**Extracted records**

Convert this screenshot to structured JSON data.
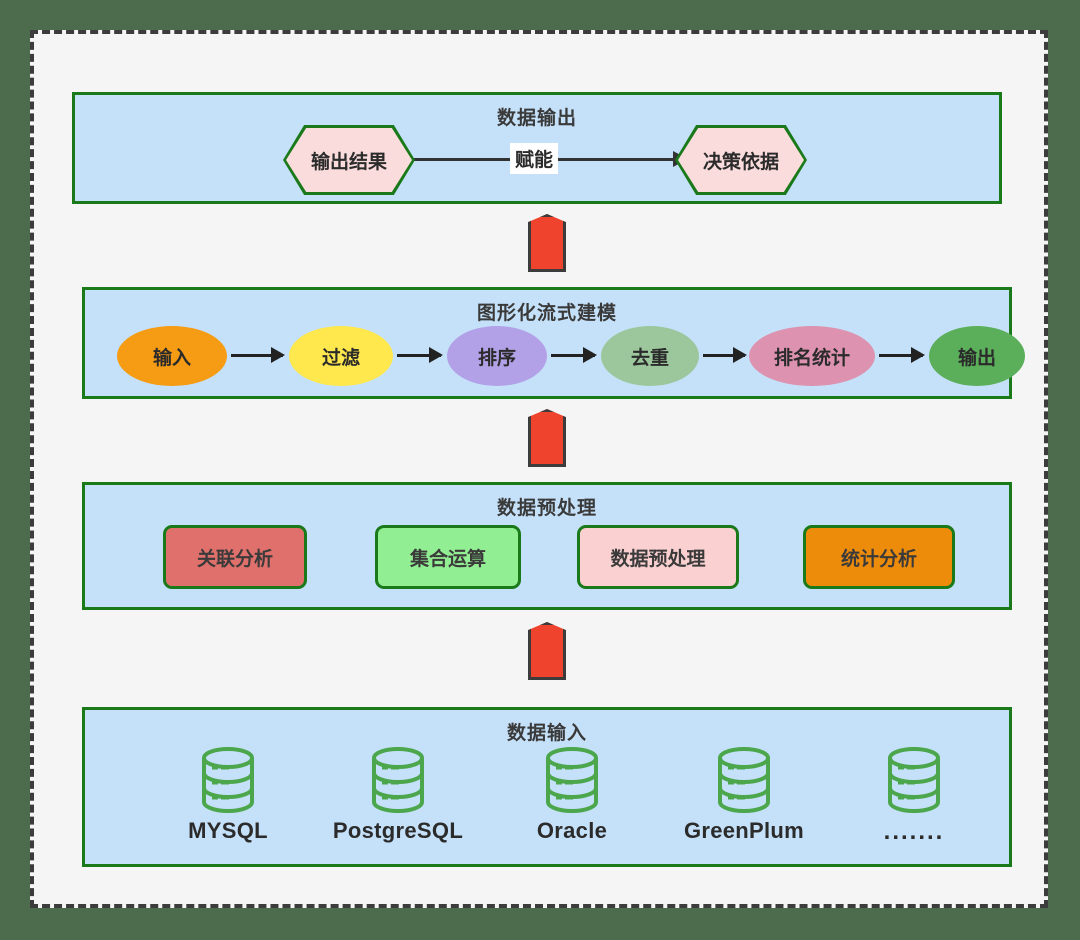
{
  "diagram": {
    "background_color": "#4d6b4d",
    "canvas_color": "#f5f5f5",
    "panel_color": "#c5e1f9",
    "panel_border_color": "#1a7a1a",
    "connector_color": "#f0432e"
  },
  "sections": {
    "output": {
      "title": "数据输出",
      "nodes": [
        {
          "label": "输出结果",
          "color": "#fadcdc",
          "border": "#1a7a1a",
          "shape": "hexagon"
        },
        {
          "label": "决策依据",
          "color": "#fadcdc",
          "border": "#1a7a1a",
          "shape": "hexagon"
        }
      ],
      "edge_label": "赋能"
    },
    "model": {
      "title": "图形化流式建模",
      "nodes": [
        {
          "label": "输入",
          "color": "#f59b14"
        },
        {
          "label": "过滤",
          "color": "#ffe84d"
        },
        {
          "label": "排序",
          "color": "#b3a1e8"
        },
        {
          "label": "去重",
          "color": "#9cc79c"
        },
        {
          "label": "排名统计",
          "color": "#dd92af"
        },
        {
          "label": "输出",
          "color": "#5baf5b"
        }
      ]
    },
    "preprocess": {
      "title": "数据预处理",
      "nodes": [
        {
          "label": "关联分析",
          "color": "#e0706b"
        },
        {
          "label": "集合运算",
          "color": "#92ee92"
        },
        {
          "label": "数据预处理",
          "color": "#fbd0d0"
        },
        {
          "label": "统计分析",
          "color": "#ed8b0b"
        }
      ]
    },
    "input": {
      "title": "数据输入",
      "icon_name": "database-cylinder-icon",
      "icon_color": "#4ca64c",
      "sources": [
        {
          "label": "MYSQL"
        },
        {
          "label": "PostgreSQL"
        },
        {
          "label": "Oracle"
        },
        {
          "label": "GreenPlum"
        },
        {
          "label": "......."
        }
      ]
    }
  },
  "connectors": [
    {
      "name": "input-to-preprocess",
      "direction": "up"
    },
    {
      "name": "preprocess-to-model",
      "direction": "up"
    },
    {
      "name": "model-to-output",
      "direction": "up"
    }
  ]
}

==

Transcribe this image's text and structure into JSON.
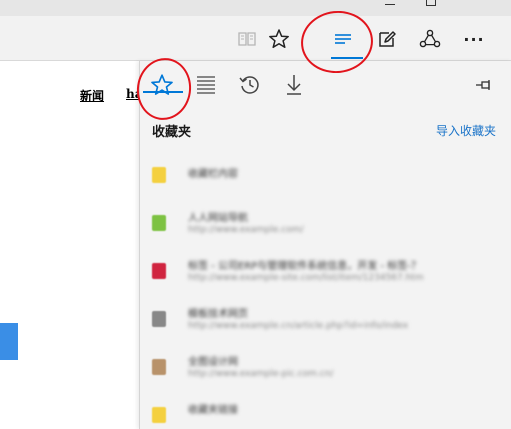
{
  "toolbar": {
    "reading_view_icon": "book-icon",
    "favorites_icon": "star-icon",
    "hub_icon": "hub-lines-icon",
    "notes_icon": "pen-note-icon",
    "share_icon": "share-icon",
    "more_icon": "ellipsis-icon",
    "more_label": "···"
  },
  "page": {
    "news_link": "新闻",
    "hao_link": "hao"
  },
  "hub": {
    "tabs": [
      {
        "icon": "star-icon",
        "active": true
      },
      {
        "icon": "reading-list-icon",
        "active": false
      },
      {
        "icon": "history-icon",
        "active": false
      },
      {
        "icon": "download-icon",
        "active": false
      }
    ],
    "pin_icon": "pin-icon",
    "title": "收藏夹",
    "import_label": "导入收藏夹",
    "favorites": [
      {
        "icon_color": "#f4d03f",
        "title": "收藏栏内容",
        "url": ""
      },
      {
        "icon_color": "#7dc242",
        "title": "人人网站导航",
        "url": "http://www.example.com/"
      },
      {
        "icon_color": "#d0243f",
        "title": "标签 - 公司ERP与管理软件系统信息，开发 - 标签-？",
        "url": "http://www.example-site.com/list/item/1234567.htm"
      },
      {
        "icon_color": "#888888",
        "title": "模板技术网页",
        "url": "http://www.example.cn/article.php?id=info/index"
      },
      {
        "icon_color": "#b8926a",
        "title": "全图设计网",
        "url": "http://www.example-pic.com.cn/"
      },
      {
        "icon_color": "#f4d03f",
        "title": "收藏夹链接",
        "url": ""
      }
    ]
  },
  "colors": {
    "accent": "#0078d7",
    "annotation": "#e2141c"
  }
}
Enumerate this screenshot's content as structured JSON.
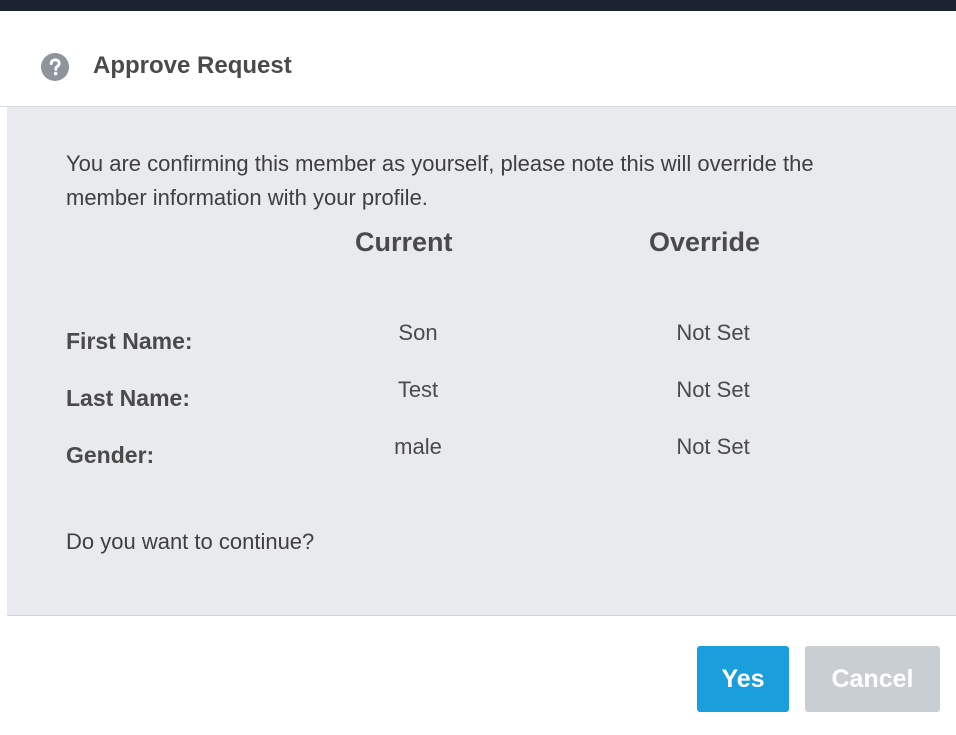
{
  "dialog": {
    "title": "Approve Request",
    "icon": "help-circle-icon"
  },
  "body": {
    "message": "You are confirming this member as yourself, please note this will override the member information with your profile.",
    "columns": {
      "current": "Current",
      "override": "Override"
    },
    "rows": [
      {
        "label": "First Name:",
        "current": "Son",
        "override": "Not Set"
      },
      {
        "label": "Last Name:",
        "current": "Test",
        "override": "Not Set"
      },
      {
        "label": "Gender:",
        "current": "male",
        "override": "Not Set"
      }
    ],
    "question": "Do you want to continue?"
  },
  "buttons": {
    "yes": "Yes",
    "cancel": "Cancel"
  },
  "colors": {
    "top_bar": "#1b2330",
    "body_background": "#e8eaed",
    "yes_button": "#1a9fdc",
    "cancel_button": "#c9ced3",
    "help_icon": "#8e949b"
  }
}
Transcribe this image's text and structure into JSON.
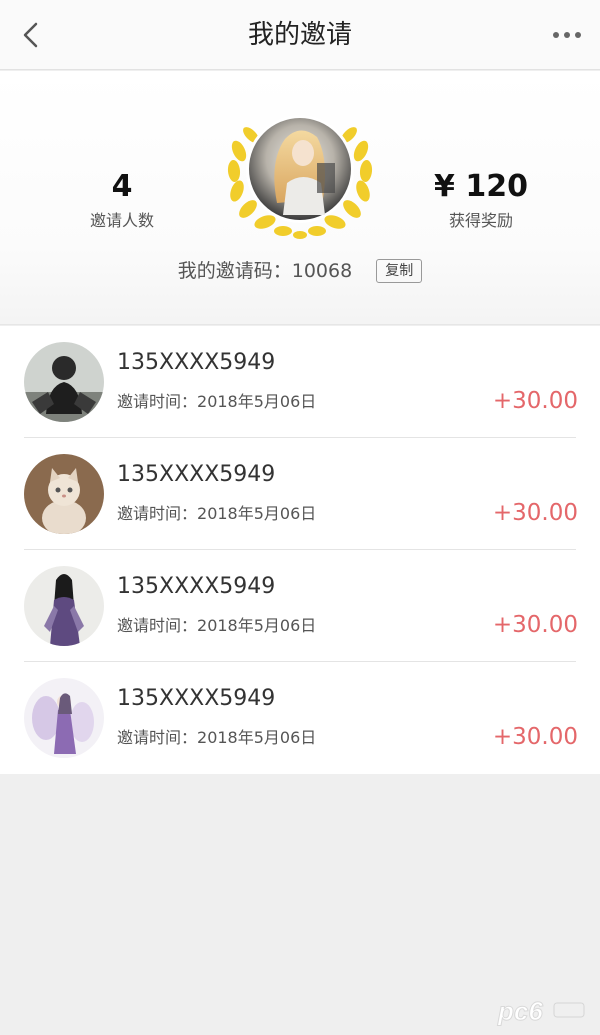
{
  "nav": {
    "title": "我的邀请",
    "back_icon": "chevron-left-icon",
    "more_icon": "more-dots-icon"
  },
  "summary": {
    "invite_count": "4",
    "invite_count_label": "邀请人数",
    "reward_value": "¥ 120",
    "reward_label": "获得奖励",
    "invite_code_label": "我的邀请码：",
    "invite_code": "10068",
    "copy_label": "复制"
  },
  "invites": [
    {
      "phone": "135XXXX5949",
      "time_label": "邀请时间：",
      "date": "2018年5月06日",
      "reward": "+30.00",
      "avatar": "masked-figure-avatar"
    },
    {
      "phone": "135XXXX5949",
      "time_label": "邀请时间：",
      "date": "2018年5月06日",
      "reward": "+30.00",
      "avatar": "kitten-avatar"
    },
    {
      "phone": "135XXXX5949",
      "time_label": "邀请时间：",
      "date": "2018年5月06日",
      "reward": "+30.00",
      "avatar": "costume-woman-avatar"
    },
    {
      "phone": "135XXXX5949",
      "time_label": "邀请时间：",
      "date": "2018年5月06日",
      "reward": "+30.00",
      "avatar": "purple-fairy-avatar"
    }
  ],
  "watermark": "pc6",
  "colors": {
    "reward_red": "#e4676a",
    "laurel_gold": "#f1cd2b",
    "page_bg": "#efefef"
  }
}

**Goal**
Extract each line holding the word "model" from the records.

**Written answer**
    "model": {
      "name": "preprocess-to-model",
      "name": "model-to-output",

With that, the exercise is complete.